[Recorded data]
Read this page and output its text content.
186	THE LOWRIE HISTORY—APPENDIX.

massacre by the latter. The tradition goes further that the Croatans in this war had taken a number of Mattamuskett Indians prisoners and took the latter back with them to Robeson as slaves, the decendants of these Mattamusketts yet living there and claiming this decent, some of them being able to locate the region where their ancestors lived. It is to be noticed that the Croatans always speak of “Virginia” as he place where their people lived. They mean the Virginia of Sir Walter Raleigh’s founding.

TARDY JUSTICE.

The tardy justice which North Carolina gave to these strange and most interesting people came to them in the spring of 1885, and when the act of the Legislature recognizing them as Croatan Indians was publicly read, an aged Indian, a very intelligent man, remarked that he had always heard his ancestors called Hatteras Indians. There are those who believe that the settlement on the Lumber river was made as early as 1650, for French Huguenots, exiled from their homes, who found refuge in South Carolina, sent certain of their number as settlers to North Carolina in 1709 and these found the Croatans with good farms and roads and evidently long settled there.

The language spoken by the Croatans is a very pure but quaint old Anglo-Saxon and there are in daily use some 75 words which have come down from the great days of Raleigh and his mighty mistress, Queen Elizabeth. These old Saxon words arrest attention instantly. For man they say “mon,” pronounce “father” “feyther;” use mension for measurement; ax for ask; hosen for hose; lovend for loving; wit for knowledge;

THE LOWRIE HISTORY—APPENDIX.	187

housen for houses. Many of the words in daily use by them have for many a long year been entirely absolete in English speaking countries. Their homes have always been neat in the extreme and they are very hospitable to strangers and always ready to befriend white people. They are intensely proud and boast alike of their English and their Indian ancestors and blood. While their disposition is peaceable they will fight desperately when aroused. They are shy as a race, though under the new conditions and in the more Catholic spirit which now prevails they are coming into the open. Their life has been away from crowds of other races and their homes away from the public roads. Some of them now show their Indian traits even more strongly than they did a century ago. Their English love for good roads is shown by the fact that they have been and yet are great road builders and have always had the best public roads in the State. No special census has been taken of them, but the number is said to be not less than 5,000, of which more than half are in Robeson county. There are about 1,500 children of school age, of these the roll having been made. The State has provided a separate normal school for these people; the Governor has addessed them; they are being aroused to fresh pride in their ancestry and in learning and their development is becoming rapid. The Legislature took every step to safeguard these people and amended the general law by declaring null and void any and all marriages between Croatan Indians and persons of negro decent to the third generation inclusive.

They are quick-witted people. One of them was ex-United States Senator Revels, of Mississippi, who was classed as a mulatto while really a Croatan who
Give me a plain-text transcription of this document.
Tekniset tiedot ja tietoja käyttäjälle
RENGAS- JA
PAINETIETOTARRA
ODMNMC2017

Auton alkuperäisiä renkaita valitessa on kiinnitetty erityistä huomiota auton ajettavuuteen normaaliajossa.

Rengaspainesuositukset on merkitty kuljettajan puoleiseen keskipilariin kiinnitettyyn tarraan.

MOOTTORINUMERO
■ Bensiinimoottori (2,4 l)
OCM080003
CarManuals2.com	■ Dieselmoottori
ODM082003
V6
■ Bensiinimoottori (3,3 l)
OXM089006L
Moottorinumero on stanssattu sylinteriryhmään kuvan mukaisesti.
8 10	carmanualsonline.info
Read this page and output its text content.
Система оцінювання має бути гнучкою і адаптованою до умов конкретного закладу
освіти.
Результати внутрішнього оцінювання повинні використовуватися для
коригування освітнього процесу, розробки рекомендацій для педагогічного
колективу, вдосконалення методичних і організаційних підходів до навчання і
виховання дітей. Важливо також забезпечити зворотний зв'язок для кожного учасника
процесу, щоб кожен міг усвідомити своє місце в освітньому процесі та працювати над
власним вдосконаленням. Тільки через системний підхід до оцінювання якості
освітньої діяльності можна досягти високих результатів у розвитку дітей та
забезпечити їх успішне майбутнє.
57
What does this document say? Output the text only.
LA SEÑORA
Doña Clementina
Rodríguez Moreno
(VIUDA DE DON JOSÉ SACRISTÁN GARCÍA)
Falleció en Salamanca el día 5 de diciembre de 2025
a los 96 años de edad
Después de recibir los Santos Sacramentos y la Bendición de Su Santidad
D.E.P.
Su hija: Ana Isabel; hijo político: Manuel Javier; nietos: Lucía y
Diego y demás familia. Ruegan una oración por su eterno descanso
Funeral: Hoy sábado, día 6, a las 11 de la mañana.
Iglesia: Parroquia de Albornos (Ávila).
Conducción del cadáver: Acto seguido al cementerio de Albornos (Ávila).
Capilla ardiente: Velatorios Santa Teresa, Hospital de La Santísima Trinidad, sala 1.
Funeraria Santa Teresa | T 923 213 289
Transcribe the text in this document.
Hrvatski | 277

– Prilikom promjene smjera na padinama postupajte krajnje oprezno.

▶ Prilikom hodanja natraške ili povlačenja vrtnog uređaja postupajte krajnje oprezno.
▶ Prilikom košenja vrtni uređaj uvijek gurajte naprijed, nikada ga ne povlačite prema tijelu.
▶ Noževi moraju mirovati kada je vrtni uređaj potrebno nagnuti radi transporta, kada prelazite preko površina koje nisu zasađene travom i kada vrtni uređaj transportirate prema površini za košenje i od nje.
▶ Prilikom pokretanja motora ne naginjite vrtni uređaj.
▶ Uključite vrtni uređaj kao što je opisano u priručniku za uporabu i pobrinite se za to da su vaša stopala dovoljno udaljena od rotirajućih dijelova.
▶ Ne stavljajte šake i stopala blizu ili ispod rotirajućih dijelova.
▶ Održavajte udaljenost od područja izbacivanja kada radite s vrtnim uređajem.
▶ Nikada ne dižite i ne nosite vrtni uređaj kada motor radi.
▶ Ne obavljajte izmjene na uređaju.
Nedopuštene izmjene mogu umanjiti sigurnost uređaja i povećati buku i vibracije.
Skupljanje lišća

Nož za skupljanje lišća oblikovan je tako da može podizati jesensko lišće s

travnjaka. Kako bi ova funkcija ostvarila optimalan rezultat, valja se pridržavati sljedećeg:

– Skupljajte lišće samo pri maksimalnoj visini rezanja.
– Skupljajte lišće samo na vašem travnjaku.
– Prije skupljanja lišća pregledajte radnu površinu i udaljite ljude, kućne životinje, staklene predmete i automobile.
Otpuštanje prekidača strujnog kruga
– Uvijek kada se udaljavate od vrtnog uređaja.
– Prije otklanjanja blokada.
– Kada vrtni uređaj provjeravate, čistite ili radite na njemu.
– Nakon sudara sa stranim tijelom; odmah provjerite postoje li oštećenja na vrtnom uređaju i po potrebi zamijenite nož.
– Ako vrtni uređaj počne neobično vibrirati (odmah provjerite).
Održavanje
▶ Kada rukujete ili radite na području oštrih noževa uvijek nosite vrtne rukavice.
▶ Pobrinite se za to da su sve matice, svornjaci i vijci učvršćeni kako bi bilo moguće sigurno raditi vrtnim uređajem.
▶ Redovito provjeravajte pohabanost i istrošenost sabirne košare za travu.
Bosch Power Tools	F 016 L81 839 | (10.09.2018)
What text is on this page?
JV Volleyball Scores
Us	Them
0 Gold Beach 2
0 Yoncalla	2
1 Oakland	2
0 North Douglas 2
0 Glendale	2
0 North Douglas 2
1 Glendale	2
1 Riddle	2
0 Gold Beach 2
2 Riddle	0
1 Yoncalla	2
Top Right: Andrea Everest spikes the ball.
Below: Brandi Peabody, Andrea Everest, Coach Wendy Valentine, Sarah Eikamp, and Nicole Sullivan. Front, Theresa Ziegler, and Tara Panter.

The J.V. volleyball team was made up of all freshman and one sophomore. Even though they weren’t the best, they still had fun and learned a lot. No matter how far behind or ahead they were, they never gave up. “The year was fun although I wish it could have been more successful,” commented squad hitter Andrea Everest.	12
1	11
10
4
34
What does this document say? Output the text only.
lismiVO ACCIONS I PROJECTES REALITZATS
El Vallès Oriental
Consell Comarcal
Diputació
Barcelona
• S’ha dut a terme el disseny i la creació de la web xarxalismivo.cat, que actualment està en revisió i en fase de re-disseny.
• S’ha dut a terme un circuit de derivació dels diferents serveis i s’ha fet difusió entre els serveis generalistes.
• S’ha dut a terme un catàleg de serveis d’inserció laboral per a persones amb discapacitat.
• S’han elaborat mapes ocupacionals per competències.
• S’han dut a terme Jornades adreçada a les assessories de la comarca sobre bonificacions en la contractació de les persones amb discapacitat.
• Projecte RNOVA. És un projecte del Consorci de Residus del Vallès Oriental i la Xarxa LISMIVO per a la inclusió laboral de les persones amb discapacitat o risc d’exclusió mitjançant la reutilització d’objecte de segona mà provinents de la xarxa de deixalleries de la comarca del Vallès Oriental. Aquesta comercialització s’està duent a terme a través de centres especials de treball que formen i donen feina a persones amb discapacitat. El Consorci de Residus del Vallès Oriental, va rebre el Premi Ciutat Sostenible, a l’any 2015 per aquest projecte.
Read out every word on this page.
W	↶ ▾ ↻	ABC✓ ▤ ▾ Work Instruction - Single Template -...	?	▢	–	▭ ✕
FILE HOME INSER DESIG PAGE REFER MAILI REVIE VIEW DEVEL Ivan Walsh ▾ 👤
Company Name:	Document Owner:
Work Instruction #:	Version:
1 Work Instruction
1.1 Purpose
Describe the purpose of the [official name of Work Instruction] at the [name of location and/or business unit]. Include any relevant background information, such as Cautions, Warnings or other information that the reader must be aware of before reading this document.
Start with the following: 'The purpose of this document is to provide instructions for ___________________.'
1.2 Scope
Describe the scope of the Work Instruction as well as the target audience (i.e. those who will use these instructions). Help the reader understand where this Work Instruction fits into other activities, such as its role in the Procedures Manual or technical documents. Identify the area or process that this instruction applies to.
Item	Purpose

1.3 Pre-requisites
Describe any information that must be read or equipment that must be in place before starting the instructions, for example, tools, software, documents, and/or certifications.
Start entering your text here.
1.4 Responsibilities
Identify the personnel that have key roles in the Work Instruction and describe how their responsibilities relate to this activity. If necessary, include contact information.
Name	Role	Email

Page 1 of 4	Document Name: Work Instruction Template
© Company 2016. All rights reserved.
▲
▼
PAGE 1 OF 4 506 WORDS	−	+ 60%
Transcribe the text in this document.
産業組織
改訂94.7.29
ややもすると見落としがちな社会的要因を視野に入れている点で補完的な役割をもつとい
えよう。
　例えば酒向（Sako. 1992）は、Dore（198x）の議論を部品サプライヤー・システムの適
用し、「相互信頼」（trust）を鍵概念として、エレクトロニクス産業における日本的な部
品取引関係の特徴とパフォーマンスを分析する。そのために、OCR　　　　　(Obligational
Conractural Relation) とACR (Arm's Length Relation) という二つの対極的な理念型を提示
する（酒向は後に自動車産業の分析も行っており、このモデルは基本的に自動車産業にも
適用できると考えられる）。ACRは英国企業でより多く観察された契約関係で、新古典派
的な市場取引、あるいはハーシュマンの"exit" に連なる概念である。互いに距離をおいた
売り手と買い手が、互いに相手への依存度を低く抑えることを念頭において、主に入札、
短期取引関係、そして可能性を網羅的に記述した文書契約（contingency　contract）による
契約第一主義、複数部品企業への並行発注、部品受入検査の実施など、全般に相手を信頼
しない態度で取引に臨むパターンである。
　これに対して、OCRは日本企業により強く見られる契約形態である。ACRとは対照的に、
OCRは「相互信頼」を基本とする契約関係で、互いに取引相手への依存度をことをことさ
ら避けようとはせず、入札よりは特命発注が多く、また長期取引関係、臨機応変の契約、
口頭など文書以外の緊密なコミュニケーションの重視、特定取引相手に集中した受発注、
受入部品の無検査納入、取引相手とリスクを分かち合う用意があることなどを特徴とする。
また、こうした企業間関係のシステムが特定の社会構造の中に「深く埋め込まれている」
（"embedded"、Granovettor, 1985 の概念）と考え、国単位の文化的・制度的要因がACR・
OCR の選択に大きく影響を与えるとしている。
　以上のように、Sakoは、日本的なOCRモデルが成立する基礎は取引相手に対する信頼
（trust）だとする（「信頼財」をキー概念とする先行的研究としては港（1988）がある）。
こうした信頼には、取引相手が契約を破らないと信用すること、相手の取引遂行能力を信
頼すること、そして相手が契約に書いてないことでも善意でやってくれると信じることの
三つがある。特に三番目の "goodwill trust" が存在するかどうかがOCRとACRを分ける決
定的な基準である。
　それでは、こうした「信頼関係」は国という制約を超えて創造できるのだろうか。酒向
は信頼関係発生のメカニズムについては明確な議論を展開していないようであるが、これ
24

Exercise prompt |
From the listing above, copy out each line where the word "Andrea" appears.

Full output |
Top Right: Andrea Everest spikes the ball.
Below: Brandi Peabody, Andrea Everest, Coach Wendy Valentine, Sarah Eikamp, and Nicole Sullivan. Front, Theresa Ziegler, and Tara Panter.
The J.V. volleyball team was made up of all freshman and one sophomore. Even though they weren’t the best, they still had fun and learned a lot. No matter how far behind or ahead they were, they never gave up. “The year was fun although I wish it could have been more successful,” commented squad hitter Andrea Everest.	12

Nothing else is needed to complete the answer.